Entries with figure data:
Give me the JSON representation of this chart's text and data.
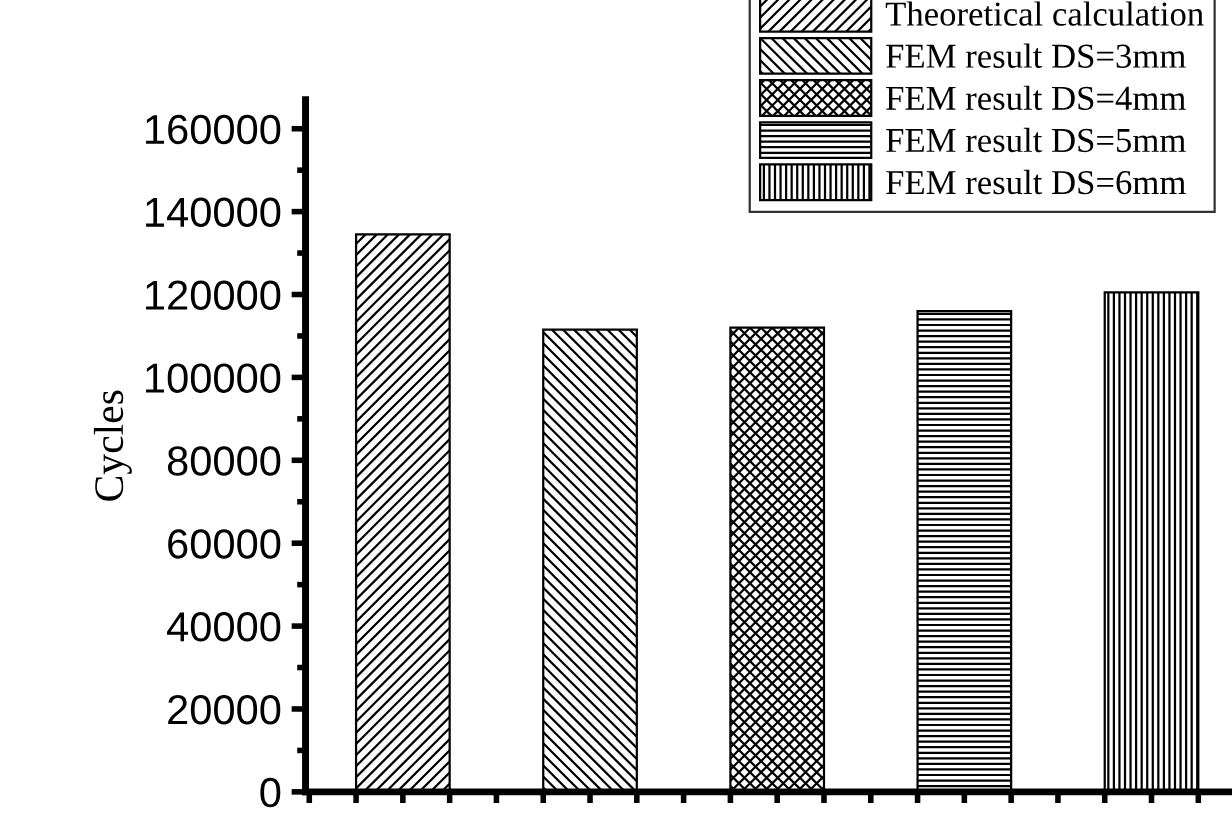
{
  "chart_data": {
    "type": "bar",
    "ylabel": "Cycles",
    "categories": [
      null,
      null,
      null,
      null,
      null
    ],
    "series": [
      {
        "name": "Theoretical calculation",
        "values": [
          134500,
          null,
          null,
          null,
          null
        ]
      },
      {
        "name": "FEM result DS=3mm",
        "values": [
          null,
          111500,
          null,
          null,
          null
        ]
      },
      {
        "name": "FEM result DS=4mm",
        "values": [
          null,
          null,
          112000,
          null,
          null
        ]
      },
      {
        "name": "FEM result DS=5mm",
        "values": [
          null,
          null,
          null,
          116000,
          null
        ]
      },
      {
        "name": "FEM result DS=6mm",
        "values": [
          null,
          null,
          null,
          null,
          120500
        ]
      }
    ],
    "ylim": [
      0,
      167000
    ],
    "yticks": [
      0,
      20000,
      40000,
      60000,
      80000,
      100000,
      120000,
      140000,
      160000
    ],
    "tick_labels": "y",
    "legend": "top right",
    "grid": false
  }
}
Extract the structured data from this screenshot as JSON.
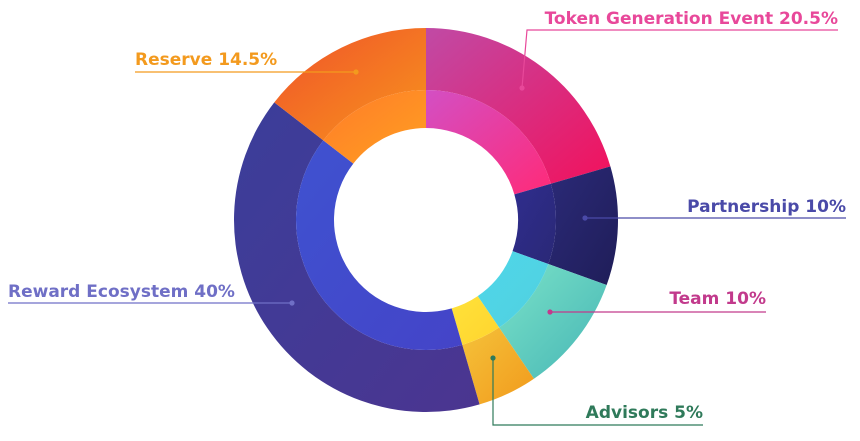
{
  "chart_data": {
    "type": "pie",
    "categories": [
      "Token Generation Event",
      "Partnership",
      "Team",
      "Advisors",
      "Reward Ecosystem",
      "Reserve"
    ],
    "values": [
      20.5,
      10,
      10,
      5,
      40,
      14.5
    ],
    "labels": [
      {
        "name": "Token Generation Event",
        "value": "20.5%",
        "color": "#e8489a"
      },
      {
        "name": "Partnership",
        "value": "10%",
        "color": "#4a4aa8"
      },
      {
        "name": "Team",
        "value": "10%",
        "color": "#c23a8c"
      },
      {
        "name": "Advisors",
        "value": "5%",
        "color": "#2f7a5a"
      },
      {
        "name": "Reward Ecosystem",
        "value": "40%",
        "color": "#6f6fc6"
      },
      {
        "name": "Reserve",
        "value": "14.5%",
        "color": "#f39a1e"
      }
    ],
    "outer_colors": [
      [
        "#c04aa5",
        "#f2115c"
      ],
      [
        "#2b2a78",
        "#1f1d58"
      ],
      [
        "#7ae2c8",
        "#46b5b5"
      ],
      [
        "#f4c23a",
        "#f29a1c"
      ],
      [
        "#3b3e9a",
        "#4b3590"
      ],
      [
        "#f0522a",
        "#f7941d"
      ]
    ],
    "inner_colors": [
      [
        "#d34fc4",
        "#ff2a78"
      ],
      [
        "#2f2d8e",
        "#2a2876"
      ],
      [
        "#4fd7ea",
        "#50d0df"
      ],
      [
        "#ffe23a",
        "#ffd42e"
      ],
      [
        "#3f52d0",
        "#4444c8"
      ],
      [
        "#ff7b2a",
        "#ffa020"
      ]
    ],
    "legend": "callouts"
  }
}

### Given problem
All the material shown above is to be copied exactly, with no pictures carried over.

### Exercise response
Give me the JSON representation of this chart's text and data.
{
  "chart_data": {
    "type": "bar",
    "ylabel": "Cycles",
    "categories": [
      null,
      null,
      null,
      null,
      null
    ],
    "series": [
      {
        "name": "Theoretical calculation",
        "values": [
          134500,
          null,
          null,
          null,
          null
        ]
      },
      {
        "name": "FEM result DS=3mm",
        "values": [
          null,
          111500,
          null,
          null,
          null
        ]
      },
      {
        "name": "FEM result DS=4mm",
        "values": [
          null,
          null,
          112000,
          null,
          null
        ]
      },
      {
        "name": "FEM result DS=5mm",
        "values": [
          null,
          null,
          null,
          116000,
          null
        ]
      },
      {
        "name": "FEM result DS=6mm",
        "values": [
          null,
          null,
          null,
          null,
          120500
        ]
      }
    ],
    "ylim": [
      0,
      167000
    ],
    "yticks": [
      0,
      20000,
      40000,
      60000,
      80000,
      100000,
      120000,
      140000,
      160000
    ],
    "tick_labels": "y",
    "legend": "top right",
    "grid": false
  }
}
Extract the structured data from this screenshot as JSON.
{
  "chart_data": {
    "type": "pie",
    "categories": [
      "Token Generation Event",
      "Partnership",
      "Team",
      "Advisors",
      "Reward Ecosystem",
      "Reserve"
    ],
    "values": [
      20.5,
      10,
      10,
      5,
      40,
      14.5
    ],
    "labels": [
      {
        "name": "Token Generation Event",
        "value": "20.5%",
        "color": "#e8489a"
      },
      {
        "name": "Partnership",
        "value": "10%",
        "color": "#4a4aa8"
      },
      {
        "name": "Team",
        "value": "10%",
        "color": "#c23a8c"
      },
      {
        "name": "Advisors",
        "value": "5%",
        "color": "#2f7a5a"
      },
      {
        "name": "Reward Ecosystem",
        "value": "40%",
        "color": "#6f6fc6"
      },
      {
        "name": "Reserve",
        "value": "14.5%",
        "color": "#f39a1e"
      }
    ],
    "outer_colors": [
      [
        "#c04aa5",
        "#f2115c"
      ],
      [
        "#2b2a78",
        "#1f1d58"
      ],
      [
        "#7ae2c8",
        "#46b5b5"
      ],
      [
        "#f4c23a",
        "#f29a1c"
      ],
      [
        "#3b3e9a",
        "#4b3590"
      ],
      [
        "#f0522a",
        "#f7941d"
      ]
    ],
    "inner_colors": [
      [
        "#d34fc4",
        "#ff2a78"
      ],
      [
        "#2f2d8e",
        "#2a2876"
      ],
      [
        "#4fd7ea",
        "#50d0df"
      ],
      [
        "#ffe23a",
        "#ffd42e"
      ],
      [
        "#3f52d0",
        "#4444c8"
      ],
      [
        "#ff7b2a",
        "#ffa020"
      ]
    ],
    "legend": "callouts"
  }
}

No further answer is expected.